(Records that describe figures)
_ _ _ _ _

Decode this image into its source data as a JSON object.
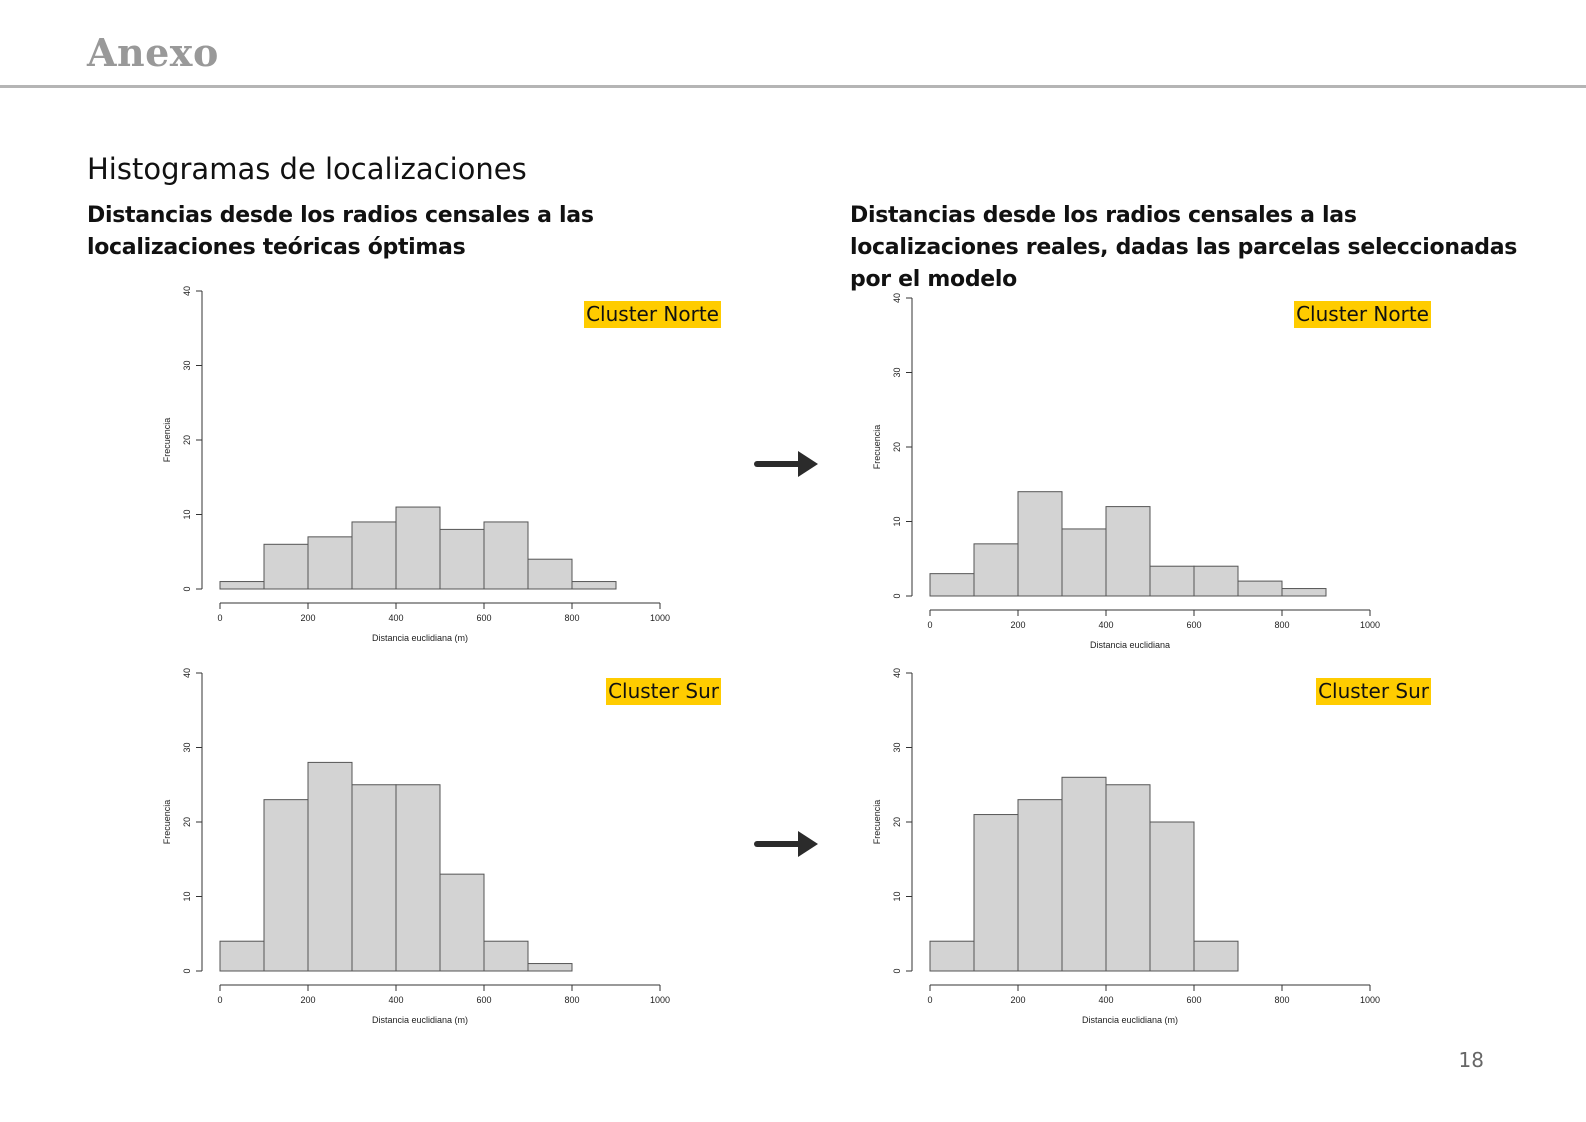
{
  "slide": {
    "title": "Anexo",
    "section_heading": "Histogramas de localizaciones",
    "left_heading": "Distancias desde los radios censales a las localizaciones teóricas óptimas",
    "right_heading": "Distancias desde los radios censales a las localizaciones reales, dadas las parcelas seleccionadas por el modelo",
    "page_number": "18",
    "highlight_color": "#ffcc00",
    "arrow_icon": "right-arrow-icon"
  },
  "chart_data": [
    {
      "id": "norte-teorico",
      "type": "bar",
      "tag": "Cluster Norte",
      "bin_edges": [
        0,
        100,
        200,
        300,
        400,
        500,
        600,
        700,
        800,
        900
      ],
      "values": [
        1,
        6,
        7,
        9,
        11,
        8,
        9,
        4,
        1
      ],
      "xlim": [
        0,
        1000
      ],
      "ylim": [
        0,
        40
      ],
      "xticks": [
        0,
        200,
        400,
        600,
        800,
        1000
      ],
      "yticks": [
        0,
        10,
        20,
        30,
        40
      ],
      "xlabel": "Distancia euclidiana (m)",
      "ylabel": "Frecuencia",
      "bar_color": "#d3d3d3",
      "grid": false
    },
    {
      "id": "norte-real",
      "type": "bar",
      "tag": "Cluster Norte",
      "bin_edges": [
        0,
        100,
        200,
        300,
        400,
        500,
        600,
        700,
        800,
        900
      ],
      "values": [
        3,
        7,
        14,
        9,
        12,
        4,
        4,
        2,
        1
      ],
      "xlim": [
        0,
        1000
      ],
      "ylim": [
        0,
        40
      ],
      "xticks": [
        0,
        200,
        400,
        600,
        800,
        1000
      ],
      "yticks": [
        0,
        10,
        20,
        30,
        40
      ],
      "xlabel": "Distancia euclidiana",
      "ylabel": "Frecuencia",
      "bar_color": "#d3d3d3",
      "grid": false
    },
    {
      "id": "sur-teorico",
      "type": "bar",
      "tag": "Cluster Sur",
      "bin_edges": [
        0,
        100,
        200,
        300,
        400,
        500,
        600,
        700,
        800
      ],
      "values": [
        4,
        23,
        28,
        25,
        25,
        13,
        4,
        1
      ],
      "xlim": [
        0,
        1000
      ],
      "ylim": [
        0,
        40
      ],
      "xticks": [
        0,
        200,
        400,
        600,
        800,
        1000
      ],
      "yticks": [
        0,
        10,
        20,
        30,
        40
      ],
      "xlabel": "Distancia euclidiana (m)",
      "ylabel": "Frecuencia",
      "bar_color": "#d3d3d3",
      "grid": false
    },
    {
      "id": "sur-real",
      "type": "bar",
      "tag": "Cluster Sur",
      "bin_edges": [
        0,
        100,
        200,
        300,
        400,
        500,
        600,
        700
      ],
      "values": [
        4,
        21,
        23,
        26,
        25,
        20,
        4
      ],
      "xlim": [
        0,
        1000
      ],
      "ylim": [
        0,
        40
      ],
      "xticks": [
        0,
        200,
        400,
        600,
        800,
        1000
      ],
      "yticks": [
        0,
        10,
        20,
        30,
        40
      ],
      "xlabel": "Distancia euclidiana (m)",
      "ylabel": "Frecuencia",
      "bar_color": "#d3d3d3",
      "grid": false
    }
  ]
}
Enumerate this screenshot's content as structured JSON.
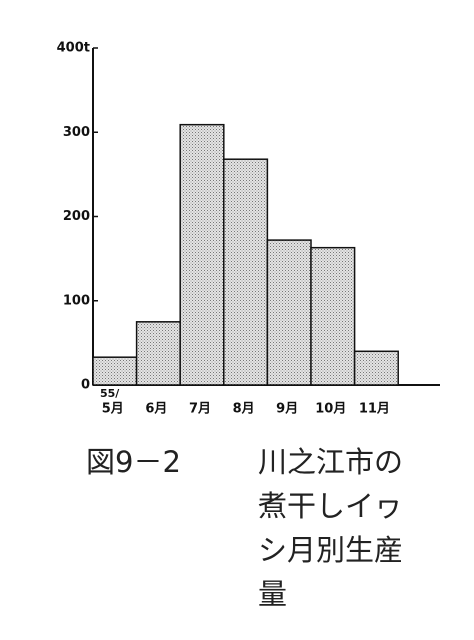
{
  "chart_data": {
    "type": "bar",
    "figure_label": "図9－2",
    "title": "川之江市の煮干しイヮシ月別生産量",
    "annotation": "55/",
    "categories": [
      "5月",
      "6月",
      "7月",
      "8月",
      "9月",
      "10月",
      "11月"
    ],
    "values": [
      33,
      75,
      309,
      268,
      172,
      163,
      40
    ],
    "color": "#c8c8c8",
    "ylim": [
      0,
      400
    ],
    "yticks": [
      0,
      100,
      200,
      300,
      {
        "value": 400,
        "label": "400t"
      }
    ]
  }
}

_ _ _ _ _

Exclude the pictures and repeat every other part of the records word for word.

Decode this image into its source data as a JSON object.
{
  "slide": {
    "title": "Anexo",
    "section_heading": "Histogramas de localizaciones",
    "left_heading": "Distancias desde los radios censales a las localizaciones teóricas óptimas",
    "right_heading": "Distancias desde los radios censales a las localizaciones reales, dadas las parcelas seleccionadas por el modelo",
    "page_number": "18",
    "highlight_color": "#ffcc00",
    "arrow_icon": "right-arrow-icon"
  },
  "chart_data": [
    {
      "id": "norte-teorico",
      "type": "bar",
      "tag": "Cluster Norte",
      "bin_edges": [
        0,
        100,
        200,
        300,
        400,
        500,
        600,
        700,
        800,
        900
      ],
      "values": [
        1,
        6,
        7,
        9,
        11,
        8,
        9,
        4,
        1
      ],
      "xlim": [
        0,
        1000
      ],
      "ylim": [
        0,
        40
      ],
      "xticks": [
        0,
        200,
        400,
        600,
        800,
        1000
      ],
      "yticks": [
        0,
        10,
        20,
        30,
        40
      ],
      "xlabel": "Distancia euclidiana (m)",
      "ylabel": "Frecuencia",
      "bar_color": "#d3d3d3",
      "grid": false
    },
    {
      "id": "norte-real",
      "type": "bar",
      "tag": "Cluster Norte",
      "bin_edges": [
        0,
        100,
        200,
        300,
        400,
        500,
        600,
        700,
        800,
        900
      ],
      "values": [
        3,
        7,
        14,
        9,
        12,
        4,
        4,
        2,
        1
      ],
      "xlim": [
        0,
        1000
      ],
      "ylim": [
        0,
        40
      ],
      "xticks": [
        0,
        200,
        400,
        600,
        800,
        1000
      ],
      "yticks": [
        0,
        10,
        20,
        30,
        40
      ],
      "xlabel": "Distancia euclidiana",
      "ylabel": "Frecuencia",
      "bar_color": "#d3d3d3",
      "grid": false
    },
    {
      "id": "sur-teorico",
      "type": "bar",
      "tag": "Cluster Sur",
      "bin_edges": [
        0,
        100,
        200,
        300,
        400,
        500,
        600,
        700,
        800
      ],
      "values": [
        4,
        23,
        28,
        25,
        25,
        13,
        4,
        1
      ],
      "xlim": [
        0,
        1000
      ],
      "ylim": [
        0,
        40
      ],
      "xticks": [
        0,
        200,
        400,
        600,
        800,
        1000
      ],
      "yticks": [
        0,
        10,
        20,
        30,
        40
      ],
      "xlabel": "Distancia euclidiana (m)",
      "ylabel": "Frecuencia",
      "bar_color": "#d3d3d3",
      "grid": false
    },
    {
      "id": "sur-real",
      "type": "bar",
      "tag": "Cluster Sur",
      "bin_edges": [
        0,
        100,
        200,
        300,
        400,
        500,
        600,
        700
      ],
      "values": [
        4,
        21,
        23,
        26,
        25,
        20,
        4
      ],
      "xlim": [
        0,
        1000
      ],
      "ylim": [
        0,
        40
      ],
      "xticks": [
        0,
        200,
        400,
        600,
        800,
        1000
      ],
      "yticks": [
        0,
        10,
        20,
        30,
        40
      ],
      "xlabel": "Distancia euclidiana (m)",
      "ylabel": "Frecuencia",
      "bar_color": "#d3d3d3",
      "grid": false
    }
  ]
}
Enumerate this screenshot's content as structured JSON.
{
  "chart_data": {
    "type": "bar",
    "figure_label": "図9－2",
    "title": "川之江市の煮干しイヮシ月別生産量",
    "annotation": "55/",
    "categories": [
      "5月",
      "6月",
      "7月",
      "8月",
      "9月",
      "10月",
      "11月"
    ],
    "values": [
      33,
      75,
      309,
      268,
      172,
      163,
      40
    ],
    "color": "#c8c8c8",
    "ylim": [
      0,
      400
    ],
    "yticks": [
      0,
      100,
      200,
      300,
      {
        "value": 400,
        "label": "400t"
      }
    ]
  }
}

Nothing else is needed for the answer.